Rows from a figure dataset:
--------------------------------

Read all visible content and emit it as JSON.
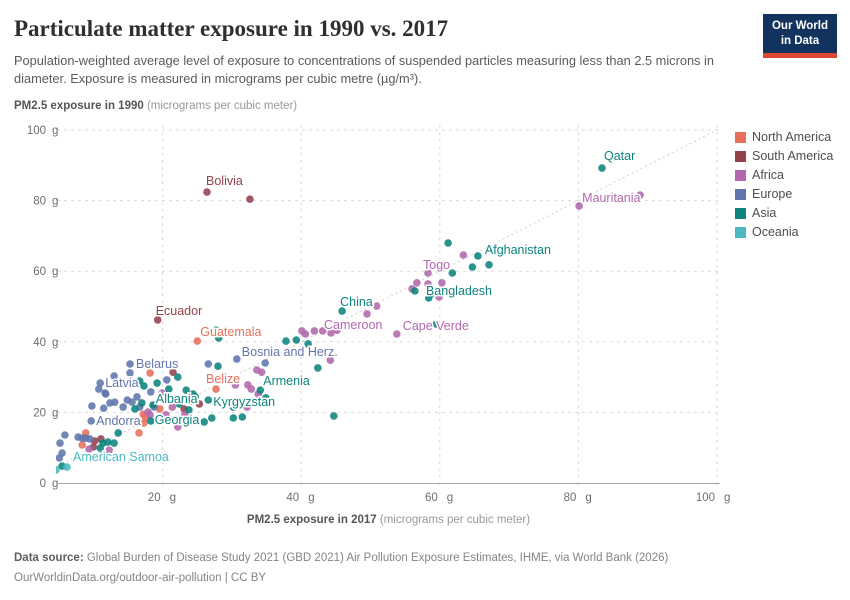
{
  "header": {
    "title": "Particulate matter exposure in 1990 vs. 2017",
    "subtitle": "Population-weighted average level of exposure to concentrations of suspended particles measuring less than 2.5 microns in diameter. Exposure is measured in micrograms per cubic metre (µg/m³).",
    "logo_line1": "Our World",
    "logo_line2": "in Data"
  },
  "legend": {
    "items": [
      {
        "label": "North America",
        "color": "#e6705c"
      },
      {
        "label": "South America",
        "color": "#93424c"
      },
      {
        "label": "Africa",
        "color": "#b168ac"
      },
      {
        "label": "Europe",
        "color": "#6076ad"
      },
      {
        "label": "Asia",
        "color": "#0e847d"
      },
      {
        "label": "Oceania",
        "color": "#4cb8c0"
      }
    ]
  },
  "footer": {
    "source_label": "Data source:",
    "source_text": " Global Burden of Disease Study 2021 (GBD 2021) Air Pollution Exposure Estimates, IHME, via World Bank (2026)",
    "link": "OurWorldinData.org/outdoor-air-pollution",
    "separator": " | ",
    "license": "CC BY"
  },
  "chart_data": {
    "type": "scatter",
    "x_axis": {
      "title_bold": "PM2.5 exposure in 2017",
      "title_light": " (micrograms per cubic meter)",
      "ticks": [
        20,
        40,
        60,
        80,
        100
      ],
      "tick_unit": "g",
      "range": [
        4.6,
        100.4
      ]
    },
    "y_axis": {
      "title_bold": "PM2.5 exposure in 1990",
      "title_light": " (micrograms per cubic meter)",
      "ticks": [
        0,
        20,
        40,
        60,
        80,
        100
      ],
      "tick_unit": "g",
      "range": [
        0,
        100
      ]
    },
    "identity_line": true,
    "series": [
      {
        "name": "North America",
        "color": "#e6705c",
        "points": [
          {
            "x": 25.0,
            "y": 40.2,
            "label": "Guatemala",
            "dx": 3,
            "dy": -5
          },
          {
            "x": 27.7,
            "y": 26.6,
            "label": "Belize",
            "dx": -10,
            "dy": -6
          },
          {
            "x": 18.2,
            "y": 31.2
          },
          {
            "x": 17.2,
            "y": 19.5
          },
          {
            "x": 19.6,
            "y": 21.0
          },
          {
            "x": 17.5,
            "y": 18.7
          },
          {
            "x": 17.3,
            "y": 17.0
          },
          {
            "x": 16.6,
            "y": 14.2
          },
          {
            "x": 8.4,
            "y": 10.8
          },
          {
            "x": 8.9,
            "y": 14.2
          }
        ]
      },
      {
        "name": "South America",
        "color": "#93424c",
        "points": [
          {
            "x": 26.4,
            "y": 82.4,
            "label": "Bolivia",
            "dx": -1,
            "dy": -7
          },
          {
            "x": 32.6,
            "y": 80.4
          },
          {
            "x": 19.3,
            "y": 46.2,
            "label": "Ecuador",
            "dx": -2,
            "dy": -5
          },
          {
            "x": 21.5,
            "y": 31.4
          },
          {
            "x": 25.3,
            "y": 22.4
          },
          {
            "x": 23.1,
            "y": 21.0
          },
          {
            "x": 10.2,
            "y": 11.9
          },
          {
            "x": 11.1,
            "y": 12.5
          },
          {
            "x": 10.0,
            "y": 10.2
          }
        ]
      },
      {
        "name": "Africa",
        "color": "#b168ac",
        "points": [
          {
            "x": 80.1,
            "y": 78.5,
            "label": "Mauritania",
            "dx": 3,
            "dy": -4
          },
          {
            "x": 88.9,
            "y": 81.6
          },
          {
            "x": 63.4,
            "y": 64.6
          },
          {
            "x": 58.3,
            "y": 59.5,
            "label": "Togo",
            "dx": -5,
            "dy": -4
          },
          {
            "x": 56.7,
            "y": 56.7
          },
          {
            "x": 58.3,
            "y": 56.4
          },
          {
            "x": 60.3,
            "y": 56.7
          },
          {
            "x": 56.0,
            "y": 55.0
          },
          {
            "x": 59.9,
            "y": 52.7
          },
          {
            "x": 50.9,
            "y": 50.1
          },
          {
            "x": 49.5,
            "y": 47.9
          },
          {
            "x": 53.8,
            "y": 42.2,
            "label": "Cape Verde",
            "dx": 6,
            "dy": -4
          },
          {
            "x": 43.1,
            "y": 43.1
          },
          {
            "x": 44.3,
            "y": 42.5,
            "label": "Cameroon",
            "dx": -7,
            "dy": -4
          },
          {
            "x": 41.9,
            "y": 43.1
          },
          {
            "x": 40.6,
            "y": 42.2
          },
          {
            "x": 40.1,
            "y": 43.1
          },
          {
            "x": 45.2,
            "y": 43.3
          },
          {
            "x": 44.2,
            "y": 34.8
          },
          {
            "x": 33.6,
            "y": 32.0
          },
          {
            "x": 34.3,
            "y": 31.4
          },
          {
            "x": 32.3,
            "y": 27.8
          },
          {
            "x": 30.5,
            "y": 27.8
          },
          {
            "x": 32.8,
            "y": 26.6
          },
          {
            "x": 33.8,
            "y": 25.2
          },
          {
            "x": 23.2,
            "y": 19.5
          },
          {
            "x": 19.9,
            "y": 25.5
          },
          {
            "x": 17.9,
            "y": 20.1
          },
          {
            "x": 21.4,
            "y": 21.5
          },
          {
            "x": 20.5,
            "y": 19.3
          },
          {
            "x": 22.2,
            "y": 15.9
          },
          {
            "x": 18.2,
            "y": 19.3
          },
          {
            "x": 32.2,
            "y": 21.5
          },
          {
            "x": 9.4,
            "y": 9.6
          },
          {
            "x": 12.3,
            "y": 9.3
          }
        ]
      },
      {
        "name": "Europe",
        "color": "#6076ad",
        "points": [
          {
            "x": 30.7,
            "y": 35.1,
            "label": "Bosnia and Herz.",
            "dx": 5,
            "dy": -3
          },
          {
            "x": 26.6,
            "y": 33.7
          },
          {
            "x": 34.8,
            "y": 34.0
          },
          {
            "x": 15.3,
            "y": 33.7,
            "label": "Belarus",
            "dx": 6,
            "dy": 4
          },
          {
            "x": 13.0,
            "y": 30.3
          },
          {
            "x": 11.0,
            "y": 28.3,
            "label": "Latvia",
            "dx": 5,
            "dy": 4
          },
          {
            "x": 18.3,
            "y": 25.8
          },
          {
            "x": 20.6,
            "y": 29.2
          },
          {
            "x": 15.3,
            "y": 31.2
          },
          {
            "x": 10.8,
            "y": 26.6
          },
          {
            "x": 11.7,
            "y": 25.5
          },
          {
            "x": 15.6,
            "y": 22.9
          },
          {
            "x": 14.3,
            "y": 21.5
          },
          {
            "x": 24.1,
            "y": 23.2
          },
          {
            "x": 11.8,
            "y": 25.2
          },
          {
            "x": 9.7,
            "y": 17.6,
            "label": "Andorra",
            "dx": 5,
            "dy": 4
          },
          {
            "x": 9.8,
            "y": 21.8
          },
          {
            "x": 12.4,
            "y": 22.7
          },
          {
            "x": 13.1,
            "y": 22.9
          },
          {
            "x": 11.5,
            "y": 21.2
          },
          {
            "x": 14.9,
            "y": 23.5
          },
          {
            "x": 16.3,
            "y": 24.4
          },
          {
            "x": 16.7,
            "y": 21.5
          },
          {
            "x": 18.8,
            "y": 21.5
          },
          {
            "x": 5.9,
            "y": 13.6
          },
          {
            "x": 5.2,
            "y": 11.3
          },
          {
            "x": 7.8,
            "y": 13.0
          },
          {
            "x": 8.4,
            "y": 12.7
          },
          {
            "x": 8.9,
            "y": 12.7
          },
          {
            "x": 9.5,
            "y": 12.5
          },
          {
            "x": 5.5,
            "y": 8.5
          },
          {
            "x": 5.1,
            "y": 7.1
          }
        ]
      },
      {
        "name": "Asia",
        "color": "#0e847d",
        "points": [
          {
            "x": 83.4,
            "y": 89.2,
            "label": "Qatar",
            "dx": 2,
            "dy": -8
          },
          {
            "x": 61.2,
            "y": 68.0
          },
          {
            "x": 65.5,
            "y": 64.3,
            "label": "Afghanistan",
            "dx": 7,
            "dy": -2
          },
          {
            "x": 67.1,
            "y": 61.8
          },
          {
            "x": 64.7,
            "y": 61.2
          },
          {
            "x": 61.8,
            "y": 59.5
          },
          {
            "x": 58.7,
            "y": 53.5
          },
          {
            "x": 64.5,
            "y": 54.1,
            "label": "Bangladesh",
            "dx": 21,
            "dy": 3,
            "anchor": "end"
          },
          {
            "x": 58.4,
            "y": 52.4
          },
          {
            "x": 56.4,
            "y": 54.4
          },
          {
            "x": 45.9,
            "y": 48.7,
            "label": "China",
            "dx": -2,
            "dy": -5
          },
          {
            "x": 59.5,
            "y": 45.0
          },
          {
            "x": 39.3,
            "y": 40.5
          },
          {
            "x": 37.8,
            "y": 40.2
          },
          {
            "x": 41.0,
            "y": 39.4
          },
          {
            "x": 27.7,
            "y": 43.3
          },
          {
            "x": 28.1,
            "y": 41.1
          },
          {
            "x": 42.4,
            "y": 32.6,
            "label": "Armenia",
            "dx": -8,
            "dy": 17,
            "anchor": "end"
          },
          {
            "x": 34.1,
            "y": 26.3
          },
          {
            "x": 34.9,
            "y": 24.1
          },
          {
            "x": 31.5,
            "y": 18.7
          },
          {
            "x": 44.7,
            "y": 19.0
          },
          {
            "x": 24.7,
            "y": 24.4
          },
          {
            "x": 26.6,
            "y": 23.5,
            "label": "Kyrgyzstan",
            "dx": 5,
            "dy": 6
          },
          {
            "x": 23.8,
            "y": 20.7
          },
          {
            "x": 26.0,
            "y": 17.3
          },
          {
            "x": 27.1,
            "y": 18.4
          },
          {
            "x": 30.2,
            "y": 21.5
          },
          {
            "x": 30.2,
            "y": 18.4
          },
          {
            "x": 28.0,
            "y": 33.1
          },
          {
            "x": 16.7,
            "y": 28.9
          },
          {
            "x": 17.3,
            "y": 27.5
          },
          {
            "x": 19.2,
            "y": 28.3
          },
          {
            "x": 20.9,
            "y": 26.6
          },
          {
            "x": 22.2,
            "y": 30.0
          },
          {
            "x": 17.0,
            "y": 22.7
          },
          {
            "x": 16.0,
            "y": 21.0
          },
          {
            "x": 22.4,
            "y": 22.4
          },
          {
            "x": 18.6,
            "y": 22.1,
            "label": "Albania",
            "dx": 3,
            "dy": -2
          },
          {
            "x": 18.3,
            "y": 17.6,
            "label": "Georgia",
            "dx": 4,
            "dy": 3
          },
          {
            "x": 24.4,
            "y": 25.2
          },
          {
            "x": 23.4,
            "y": 26.3
          },
          {
            "x": 11.4,
            "y": 11.3
          },
          {
            "x": 12.1,
            "y": 11.6
          },
          {
            "x": 13.6,
            "y": 14.2
          },
          {
            "x": 13.0,
            "y": 11.3
          },
          {
            "x": 5.5,
            "y": 4.8
          },
          {
            "x": 11.0,
            "y": 9.9
          }
        ]
      },
      {
        "name": "Oceania",
        "color": "#4cb8c0",
        "points": [
          {
            "x": 6.2,
            "y": 4.5,
            "label": "American Samoa",
            "dx": 6,
            "dy": -6
          },
          {
            "x": 4.6,
            "y": 3.7
          },
          {
            "x": 11.3,
            "y": 8.2
          }
        ]
      }
    ]
  }
}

--------------------------------

**PROMPT:**
Lines that include the word "South" are to be extracted from the data above.

**WRITTEN RESPONSE:**
        "label": "South America",
        "name": "South America",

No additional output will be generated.